- _BRIEF_
Repeat every line below exactly as it reads.

- _RECORDED DATA_
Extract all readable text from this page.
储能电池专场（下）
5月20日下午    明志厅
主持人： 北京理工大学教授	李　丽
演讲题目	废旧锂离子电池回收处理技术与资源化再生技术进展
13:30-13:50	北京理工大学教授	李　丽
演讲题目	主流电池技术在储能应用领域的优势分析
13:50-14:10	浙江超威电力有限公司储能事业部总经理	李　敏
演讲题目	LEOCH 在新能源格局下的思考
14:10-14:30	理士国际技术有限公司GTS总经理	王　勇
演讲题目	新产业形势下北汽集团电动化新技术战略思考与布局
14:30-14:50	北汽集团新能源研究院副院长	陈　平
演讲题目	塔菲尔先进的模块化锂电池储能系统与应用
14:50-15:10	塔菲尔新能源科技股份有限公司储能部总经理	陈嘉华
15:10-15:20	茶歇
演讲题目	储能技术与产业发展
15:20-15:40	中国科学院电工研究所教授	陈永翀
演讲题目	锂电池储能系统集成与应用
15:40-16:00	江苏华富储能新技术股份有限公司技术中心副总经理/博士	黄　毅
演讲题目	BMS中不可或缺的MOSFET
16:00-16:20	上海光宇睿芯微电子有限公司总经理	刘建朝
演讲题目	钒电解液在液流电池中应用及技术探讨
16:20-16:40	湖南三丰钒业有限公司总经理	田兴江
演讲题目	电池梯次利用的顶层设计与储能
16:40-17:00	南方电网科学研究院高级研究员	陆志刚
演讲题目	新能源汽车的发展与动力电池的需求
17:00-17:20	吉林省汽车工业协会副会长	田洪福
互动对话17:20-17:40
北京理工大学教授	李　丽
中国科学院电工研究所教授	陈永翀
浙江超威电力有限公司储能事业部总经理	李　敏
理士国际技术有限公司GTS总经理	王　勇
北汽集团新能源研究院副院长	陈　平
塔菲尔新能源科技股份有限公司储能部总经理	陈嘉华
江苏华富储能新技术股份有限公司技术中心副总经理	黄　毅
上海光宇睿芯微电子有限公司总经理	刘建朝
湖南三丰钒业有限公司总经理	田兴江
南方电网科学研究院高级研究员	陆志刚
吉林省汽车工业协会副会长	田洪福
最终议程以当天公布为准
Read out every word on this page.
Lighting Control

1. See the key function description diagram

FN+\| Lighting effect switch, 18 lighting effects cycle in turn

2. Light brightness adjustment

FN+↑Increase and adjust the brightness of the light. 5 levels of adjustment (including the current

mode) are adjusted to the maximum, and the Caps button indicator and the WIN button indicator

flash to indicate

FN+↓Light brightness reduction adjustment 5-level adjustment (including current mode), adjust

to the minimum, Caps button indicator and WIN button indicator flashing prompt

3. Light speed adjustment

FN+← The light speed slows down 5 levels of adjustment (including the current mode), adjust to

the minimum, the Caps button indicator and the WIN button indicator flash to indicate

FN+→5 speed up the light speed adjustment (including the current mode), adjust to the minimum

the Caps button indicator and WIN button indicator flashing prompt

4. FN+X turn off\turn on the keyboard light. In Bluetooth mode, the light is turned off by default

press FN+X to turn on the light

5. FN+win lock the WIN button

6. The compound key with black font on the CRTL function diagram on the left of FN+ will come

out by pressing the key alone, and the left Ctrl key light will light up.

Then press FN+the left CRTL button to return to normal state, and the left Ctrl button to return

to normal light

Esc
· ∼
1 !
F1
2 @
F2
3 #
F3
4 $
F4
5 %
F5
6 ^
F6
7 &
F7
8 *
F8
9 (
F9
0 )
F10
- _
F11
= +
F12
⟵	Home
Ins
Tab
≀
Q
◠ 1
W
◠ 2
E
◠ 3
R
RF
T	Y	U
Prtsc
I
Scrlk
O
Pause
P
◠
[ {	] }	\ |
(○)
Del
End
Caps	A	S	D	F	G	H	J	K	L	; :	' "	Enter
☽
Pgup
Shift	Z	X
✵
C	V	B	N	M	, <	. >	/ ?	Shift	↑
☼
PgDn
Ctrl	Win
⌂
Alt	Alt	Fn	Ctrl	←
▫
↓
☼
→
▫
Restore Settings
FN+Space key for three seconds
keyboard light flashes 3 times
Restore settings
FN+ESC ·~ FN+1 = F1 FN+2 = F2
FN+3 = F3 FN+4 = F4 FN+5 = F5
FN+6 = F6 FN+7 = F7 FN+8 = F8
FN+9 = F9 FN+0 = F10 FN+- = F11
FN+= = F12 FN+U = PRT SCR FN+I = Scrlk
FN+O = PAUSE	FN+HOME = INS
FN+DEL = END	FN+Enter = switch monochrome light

- _OUTPUT OF THE EXERCISE_
Extract all readable text from this page.
储能电池专场（下）
5月20日下午    明志厅
主持人： 北京理工大学教授	李　丽
演讲题目	废旧锂离子电池回收处理技术与资源化再生技术进展
13:30-13:50	北京理工大学教授	李　丽
演讲题目	主流电池技术在储能应用领域的优势分析
13:50-14:10	浙江超威电力有限公司储能事业部总经理	李　敏
演讲题目	LEOCH 在新能源格局下的思考
14:10-14:30	理士国际技术有限公司GTS总经理	王　勇
演讲题目	新产业形势下北汽集团电动化新技术战略思考与布局
14:30-14:50	北汽集团新能源研究院副院长	陈　平
演讲题目	塔菲尔先进的模块化锂电池储能系统与应用
14:50-15:10	塔菲尔新能源科技股份有限公司储能部总经理	陈嘉华
15:10-15:20	茶歇
演讲题目	储能技术与产业发展
15:20-15:40	中国科学院电工研究所教授	陈永翀
演讲题目	锂电池储能系统集成与应用
15:40-16:00	江苏华富储能新技术股份有限公司技术中心副总经理/博士	黄　毅
演讲题目	BMS中不可或缺的MOSFET
16:00-16:20	上海光宇睿芯微电子有限公司总经理	刘建朝
演讲题目	钒电解液在液流电池中应用及技术探讨
16:20-16:40	湖南三丰钒业有限公司总经理	田兴江
演讲题目	电池梯次利用的顶层设计与储能
16:40-17:00	南方电网科学研究院高级研究员	陆志刚
演讲题目	新能源汽车的发展与动力电池的需求
17:00-17:20	吉林省汽车工业协会副会长	田洪福
互动对话17:20-17:40
北京理工大学教授	李　丽
中国科学院电工研究所教授	陈永翀
浙江超威电力有限公司储能事业部总经理	李　敏
理士国际技术有限公司GTS总经理	王　勇
北汽集团新能源研究院副院长	陈　平
塔菲尔新能源科技股份有限公司储能部总经理	陈嘉华
江苏华富储能新技术股份有限公司技术中心副总经理	黄　毅
上海光宇睿芯微电子有限公司总经理	刘建朝
湖南三丰钒业有限公司总经理	田兴江
南方电网科学研究院高级研究员	陆志刚
吉林省汽车工业协会副会长	田洪福
最终议程以当天公布为准
Read out every word on this page.
Lighting Control

1. See the key function description diagram

FN+\| Lighting effect switch, 18 lighting effects cycle in turn

2. Light brightness adjustment

FN+↑Increase and adjust the brightness of the light. 5 levels of adjustment (including the current

mode) are adjusted to the maximum, and the Caps button indicator and the WIN button indicator

flash to indicate

FN+↓Light brightness reduction adjustment 5-level adjustment (including current mode), adjust

to the minimum, Caps button indicator and WIN button indicator flashing prompt

3. Light speed adjustment

FN+← The light speed slows down 5 levels of adjustment (including the current mode), adjust to

the minimum, the Caps button indicator and the WIN button indicator flash to indicate

FN+→5 speed up the light speed adjustment (including the current mode), adjust to the minimum

the Caps button indicator and WIN button indicator flashing prompt

4. FN+X turn off\turn on the keyboard light. In Bluetooth mode, the light is turned off by default

press FN+X to turn on the light

5. FN+win lock the WIN button

6. The compound key with black font on the CRTL function diagram on the left of FN+ will come

out by pressing the key alone, and the left Ctrl key light will light up.

Then press FN+the left CRTL button to return to normal state, and the left Ctrl button to return

to normal light

Esc
· ∼
1 !
F1
2 @
F2
3 #
F3
4 $
F4
5 %
F5
6 ^
F6
7 &
F7
8 *
F8
9 (
F9
0 )
F10
- _
F11
= +
F12
⟵	Home
Ins
Tab
≀
Q
◠ 1
W
◠ 2
E
◠ 3
R
RF
T	Y	U
Prtsc
I
Scrlk
O
Pause
P
◠
[ {	] }	\ |
(○)
Del
End
Caps	A	S	D	F	G	H	J	K	L	; :	' "	Enter
☽
Pgup
Shift	Z	X
✵
C	V	B	N	M	, <	. >	/ ?	Shift	↑
☼
PgDn
Ctrl	Win
⌂
Alt	Alt	Fn	Ctrl	←
▫
↓
☼
→
▫
Restore Settings
FN+Space key for three seconds
keyboard light flashes 3 times
Restore settings
FN+ESC ·~ FN+1 = F1 FN+2 = F2
FN+3 = F3 FN+4 = F4 FN+5 = F5
FN+6 = F6 FN+7 = F7 FN+8 = F8
FN+9 = F9 FN+0 = F10 FN+- = F11
FN+= = F12 FN+U = PRT SCR FN+I = Scrlk
FN+O = PAUSE	FN+HOME = INS
FN+DEL = END	FN+Enter = switch monochrome light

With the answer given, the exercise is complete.